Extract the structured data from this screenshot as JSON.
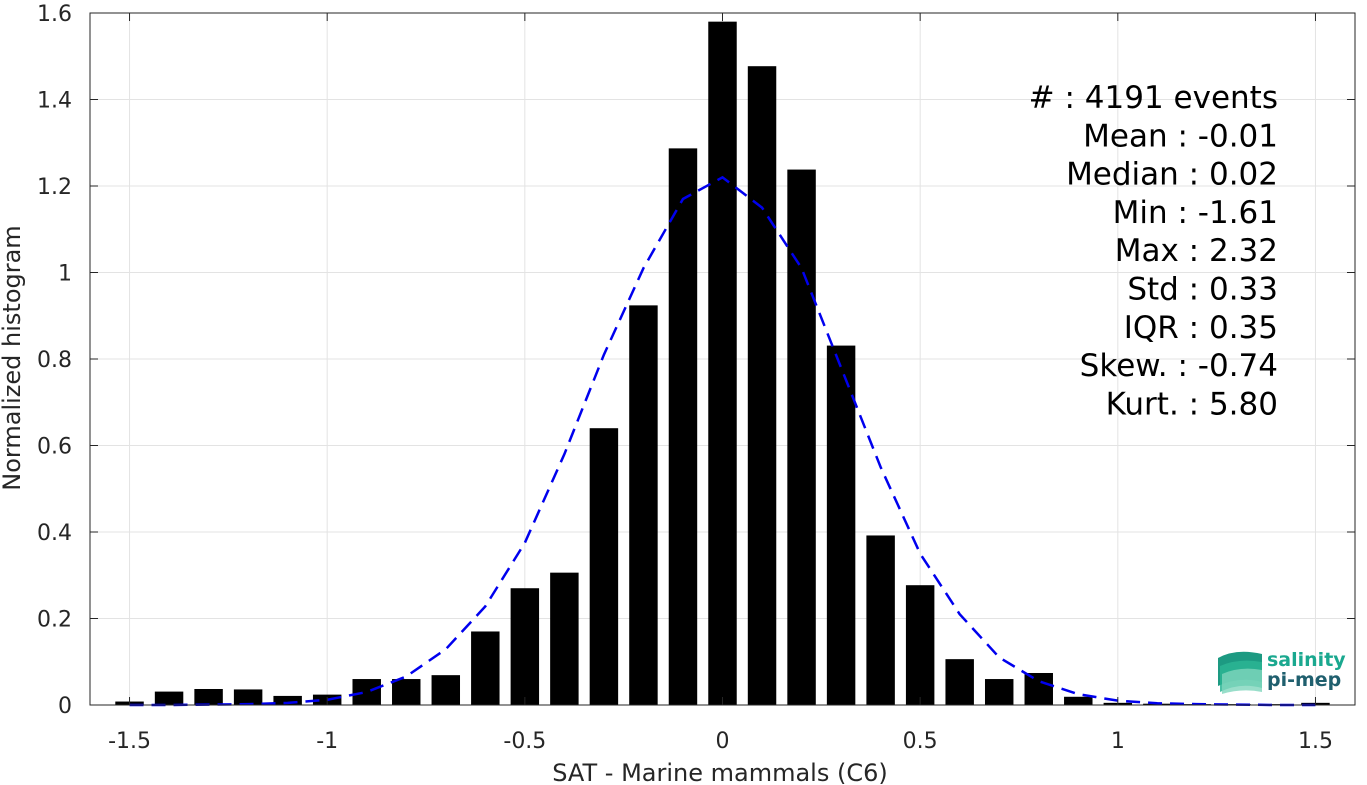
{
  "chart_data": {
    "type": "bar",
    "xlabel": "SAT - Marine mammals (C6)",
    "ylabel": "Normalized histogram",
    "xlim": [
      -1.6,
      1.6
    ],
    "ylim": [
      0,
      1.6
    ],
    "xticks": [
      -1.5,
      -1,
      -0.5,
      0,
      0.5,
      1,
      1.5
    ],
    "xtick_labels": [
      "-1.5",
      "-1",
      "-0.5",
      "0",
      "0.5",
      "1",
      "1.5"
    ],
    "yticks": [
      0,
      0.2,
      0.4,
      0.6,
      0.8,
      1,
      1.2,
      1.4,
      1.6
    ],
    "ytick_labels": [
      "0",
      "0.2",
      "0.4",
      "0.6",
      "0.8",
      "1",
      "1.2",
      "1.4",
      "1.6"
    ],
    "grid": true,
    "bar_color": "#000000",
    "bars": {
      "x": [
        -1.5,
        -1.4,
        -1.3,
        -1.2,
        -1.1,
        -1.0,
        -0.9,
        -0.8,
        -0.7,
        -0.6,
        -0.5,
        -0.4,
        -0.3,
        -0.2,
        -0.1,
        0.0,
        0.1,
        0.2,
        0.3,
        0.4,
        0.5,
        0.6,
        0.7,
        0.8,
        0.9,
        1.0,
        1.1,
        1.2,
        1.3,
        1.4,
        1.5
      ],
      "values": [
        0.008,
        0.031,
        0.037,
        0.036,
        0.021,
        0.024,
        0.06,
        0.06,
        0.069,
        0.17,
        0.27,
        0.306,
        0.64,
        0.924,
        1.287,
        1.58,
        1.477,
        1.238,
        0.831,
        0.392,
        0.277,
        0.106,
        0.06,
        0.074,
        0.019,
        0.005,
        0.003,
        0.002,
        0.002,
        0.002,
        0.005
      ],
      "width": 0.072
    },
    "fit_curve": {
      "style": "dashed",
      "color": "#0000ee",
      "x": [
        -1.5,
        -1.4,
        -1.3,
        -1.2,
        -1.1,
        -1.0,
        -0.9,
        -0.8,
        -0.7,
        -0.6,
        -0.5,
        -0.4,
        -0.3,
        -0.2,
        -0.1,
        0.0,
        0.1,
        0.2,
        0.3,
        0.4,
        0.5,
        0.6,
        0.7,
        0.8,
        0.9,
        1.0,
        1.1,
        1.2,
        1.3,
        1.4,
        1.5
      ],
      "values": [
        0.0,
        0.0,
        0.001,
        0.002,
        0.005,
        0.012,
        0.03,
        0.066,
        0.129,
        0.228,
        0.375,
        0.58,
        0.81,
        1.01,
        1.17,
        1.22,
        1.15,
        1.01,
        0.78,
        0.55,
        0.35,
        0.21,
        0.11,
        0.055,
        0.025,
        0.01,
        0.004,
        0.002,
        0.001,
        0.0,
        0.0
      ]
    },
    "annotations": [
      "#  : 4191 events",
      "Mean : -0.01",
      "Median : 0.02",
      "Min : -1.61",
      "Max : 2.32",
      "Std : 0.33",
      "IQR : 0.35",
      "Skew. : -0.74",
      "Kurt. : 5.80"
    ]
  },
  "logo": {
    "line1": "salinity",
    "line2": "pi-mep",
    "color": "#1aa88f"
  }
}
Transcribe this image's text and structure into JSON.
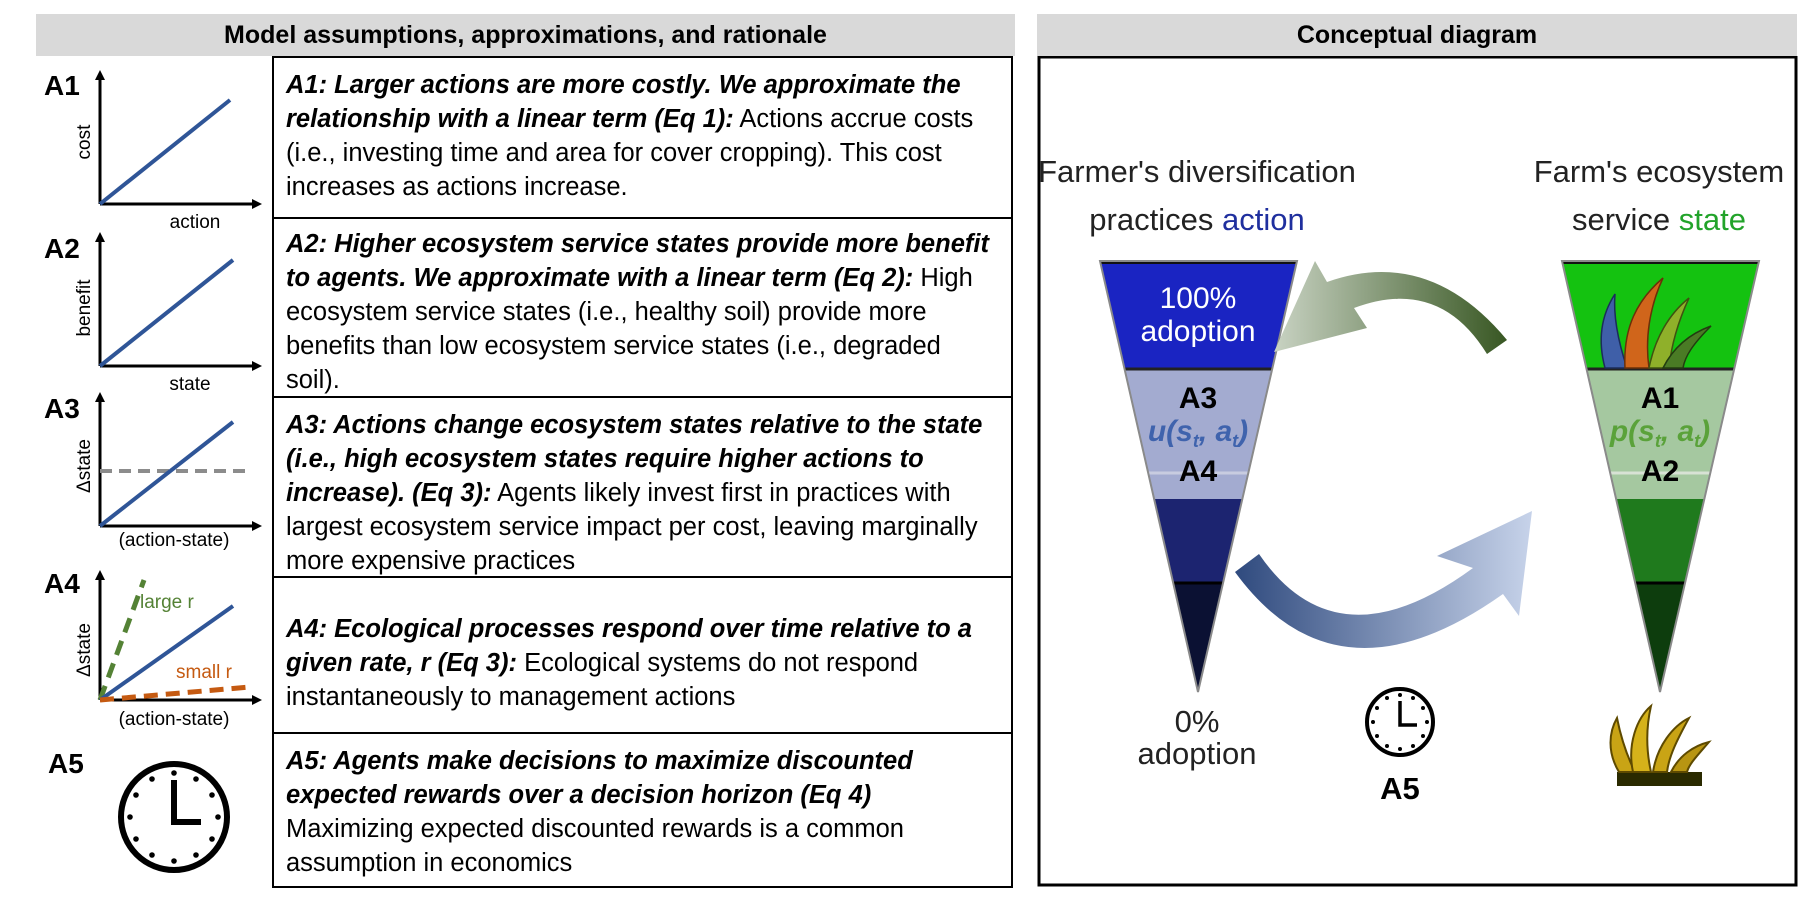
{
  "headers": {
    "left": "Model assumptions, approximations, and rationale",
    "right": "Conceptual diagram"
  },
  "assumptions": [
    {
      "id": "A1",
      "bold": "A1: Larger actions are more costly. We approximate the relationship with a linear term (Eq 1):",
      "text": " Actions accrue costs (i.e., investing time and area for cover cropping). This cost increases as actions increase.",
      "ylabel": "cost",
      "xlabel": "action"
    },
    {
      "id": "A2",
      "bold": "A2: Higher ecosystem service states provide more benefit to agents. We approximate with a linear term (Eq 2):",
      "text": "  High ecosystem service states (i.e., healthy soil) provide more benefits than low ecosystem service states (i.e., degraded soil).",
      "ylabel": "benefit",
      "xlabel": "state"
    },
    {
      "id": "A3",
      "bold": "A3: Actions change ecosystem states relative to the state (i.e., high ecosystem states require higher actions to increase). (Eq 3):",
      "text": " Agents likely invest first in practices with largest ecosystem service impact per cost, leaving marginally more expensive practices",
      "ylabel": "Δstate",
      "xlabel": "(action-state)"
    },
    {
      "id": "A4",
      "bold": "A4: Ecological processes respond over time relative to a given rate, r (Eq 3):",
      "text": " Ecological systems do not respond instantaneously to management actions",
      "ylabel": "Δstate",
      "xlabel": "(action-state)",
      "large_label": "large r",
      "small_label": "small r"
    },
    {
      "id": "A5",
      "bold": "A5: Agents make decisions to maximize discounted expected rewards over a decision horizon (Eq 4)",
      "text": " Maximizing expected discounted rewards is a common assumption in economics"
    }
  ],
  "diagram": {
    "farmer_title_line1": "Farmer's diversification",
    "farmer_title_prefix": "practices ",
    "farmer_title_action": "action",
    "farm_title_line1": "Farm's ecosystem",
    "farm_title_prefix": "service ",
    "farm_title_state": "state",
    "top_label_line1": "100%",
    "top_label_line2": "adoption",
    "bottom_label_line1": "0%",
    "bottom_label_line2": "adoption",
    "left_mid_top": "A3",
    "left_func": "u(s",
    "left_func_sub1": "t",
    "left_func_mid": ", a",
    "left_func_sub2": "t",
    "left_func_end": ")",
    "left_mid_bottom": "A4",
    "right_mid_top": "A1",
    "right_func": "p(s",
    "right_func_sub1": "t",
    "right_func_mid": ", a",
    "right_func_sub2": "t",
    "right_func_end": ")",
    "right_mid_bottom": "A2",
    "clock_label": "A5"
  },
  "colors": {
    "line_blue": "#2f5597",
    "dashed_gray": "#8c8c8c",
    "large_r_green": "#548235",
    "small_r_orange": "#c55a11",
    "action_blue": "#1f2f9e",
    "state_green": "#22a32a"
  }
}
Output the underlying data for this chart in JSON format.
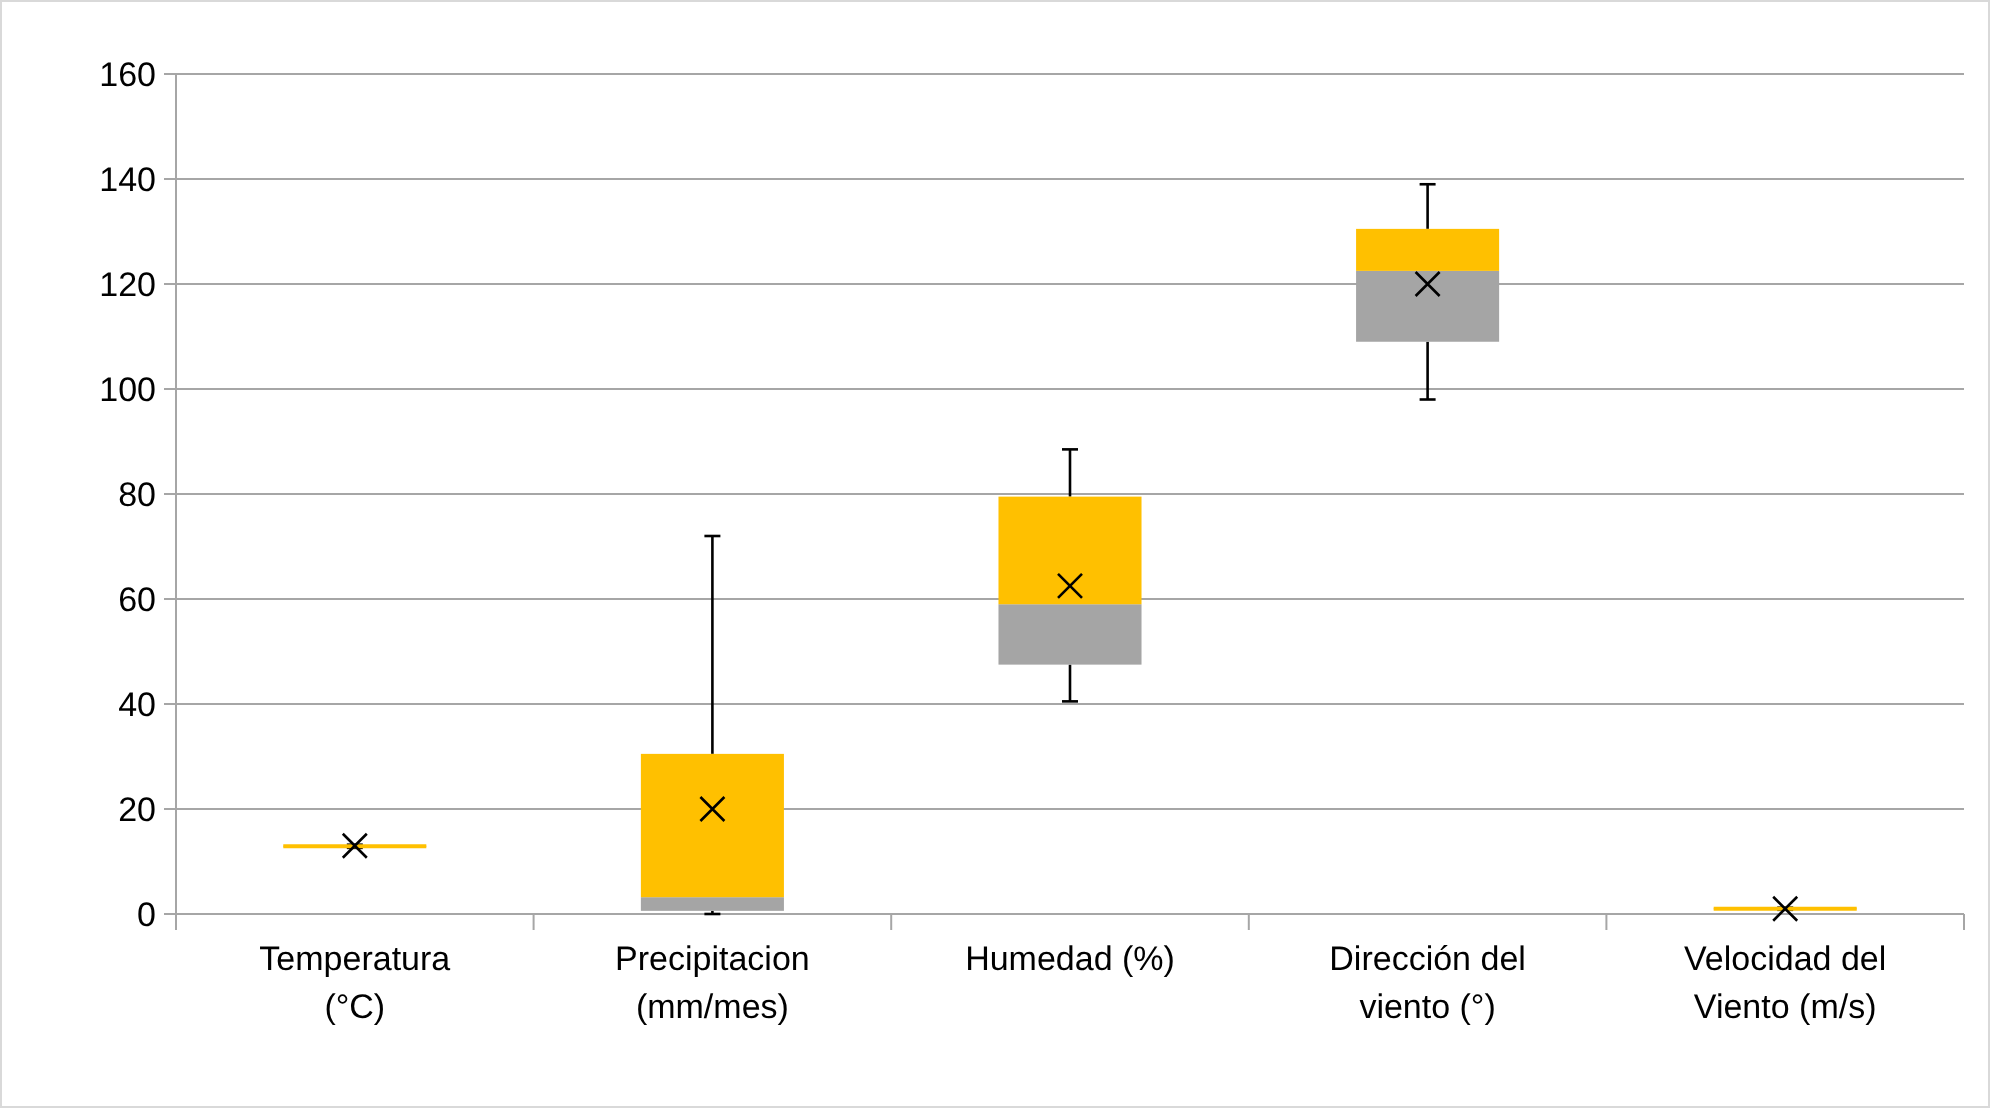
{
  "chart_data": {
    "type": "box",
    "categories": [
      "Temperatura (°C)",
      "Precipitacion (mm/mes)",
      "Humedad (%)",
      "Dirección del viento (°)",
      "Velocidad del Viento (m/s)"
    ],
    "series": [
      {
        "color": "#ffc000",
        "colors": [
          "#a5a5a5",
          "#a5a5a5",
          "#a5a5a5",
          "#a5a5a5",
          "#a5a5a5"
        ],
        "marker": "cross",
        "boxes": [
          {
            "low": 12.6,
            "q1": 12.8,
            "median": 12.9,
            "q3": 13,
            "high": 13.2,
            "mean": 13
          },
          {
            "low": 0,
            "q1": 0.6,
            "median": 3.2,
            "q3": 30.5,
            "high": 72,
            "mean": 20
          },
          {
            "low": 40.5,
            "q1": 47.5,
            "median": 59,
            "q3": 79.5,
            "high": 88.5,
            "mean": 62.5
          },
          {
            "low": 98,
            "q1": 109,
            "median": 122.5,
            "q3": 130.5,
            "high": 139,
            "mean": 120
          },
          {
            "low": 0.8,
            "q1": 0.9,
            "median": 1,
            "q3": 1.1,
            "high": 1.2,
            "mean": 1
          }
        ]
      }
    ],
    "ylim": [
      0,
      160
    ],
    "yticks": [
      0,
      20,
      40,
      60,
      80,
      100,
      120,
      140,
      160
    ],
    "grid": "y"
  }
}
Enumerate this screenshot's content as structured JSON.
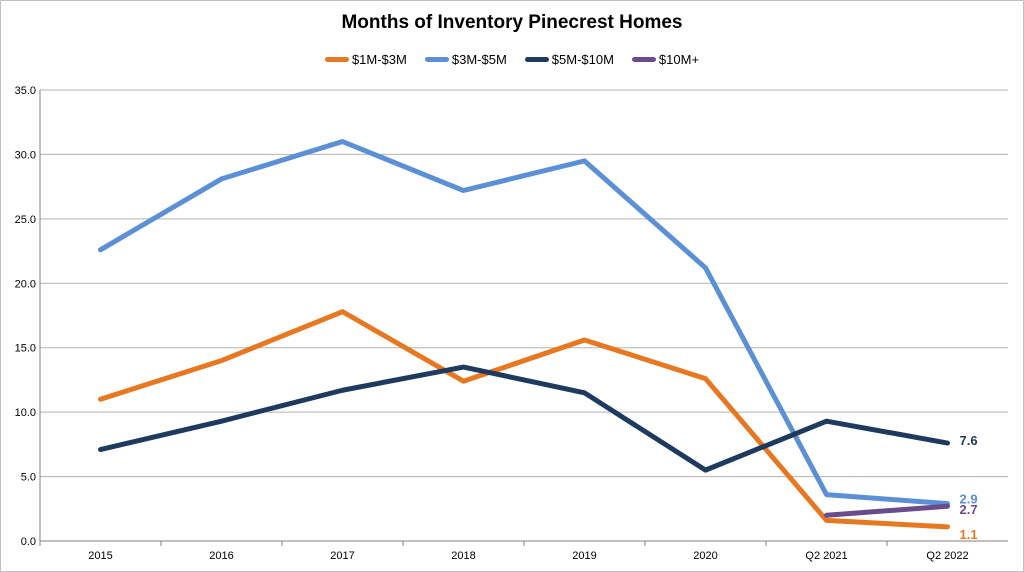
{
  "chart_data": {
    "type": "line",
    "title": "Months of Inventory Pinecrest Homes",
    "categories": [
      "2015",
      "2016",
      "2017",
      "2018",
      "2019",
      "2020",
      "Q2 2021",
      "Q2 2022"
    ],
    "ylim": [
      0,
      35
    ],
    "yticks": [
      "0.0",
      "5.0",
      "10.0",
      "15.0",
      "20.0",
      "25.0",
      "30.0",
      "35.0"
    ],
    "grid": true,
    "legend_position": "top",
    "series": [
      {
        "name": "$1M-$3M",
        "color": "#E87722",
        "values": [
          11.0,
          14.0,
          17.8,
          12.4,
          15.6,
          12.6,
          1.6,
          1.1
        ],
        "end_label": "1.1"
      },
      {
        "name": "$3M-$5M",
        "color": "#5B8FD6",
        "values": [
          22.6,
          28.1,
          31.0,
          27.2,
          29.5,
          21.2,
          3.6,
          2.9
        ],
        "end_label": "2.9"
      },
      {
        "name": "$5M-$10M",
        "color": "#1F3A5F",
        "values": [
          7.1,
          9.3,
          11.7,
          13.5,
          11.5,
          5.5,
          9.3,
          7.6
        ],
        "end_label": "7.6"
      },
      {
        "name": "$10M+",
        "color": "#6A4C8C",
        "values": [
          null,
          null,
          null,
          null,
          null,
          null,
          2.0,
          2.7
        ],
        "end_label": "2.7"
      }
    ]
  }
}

········

Pick out and copy the lines of the material that include the word "more".

▶ _Output of the task_:
      "bold": "A1: Larger actions are more costly. We approximate the relationship with a linear term (Eq 1):",
      "bold": "A2: Higher ecosystem service states provide more benefit to agents. We approximate with a linear term (Eq 2):",
      "text": "  High ecosystem service states (i.e., healthy soil) provide more benefits than low ecosystem service states (i.e., degraded soil).",
      "text": " Agents likely invest first in practices with largest ecosystem service impact per cost, leaving marginally more expensive practices",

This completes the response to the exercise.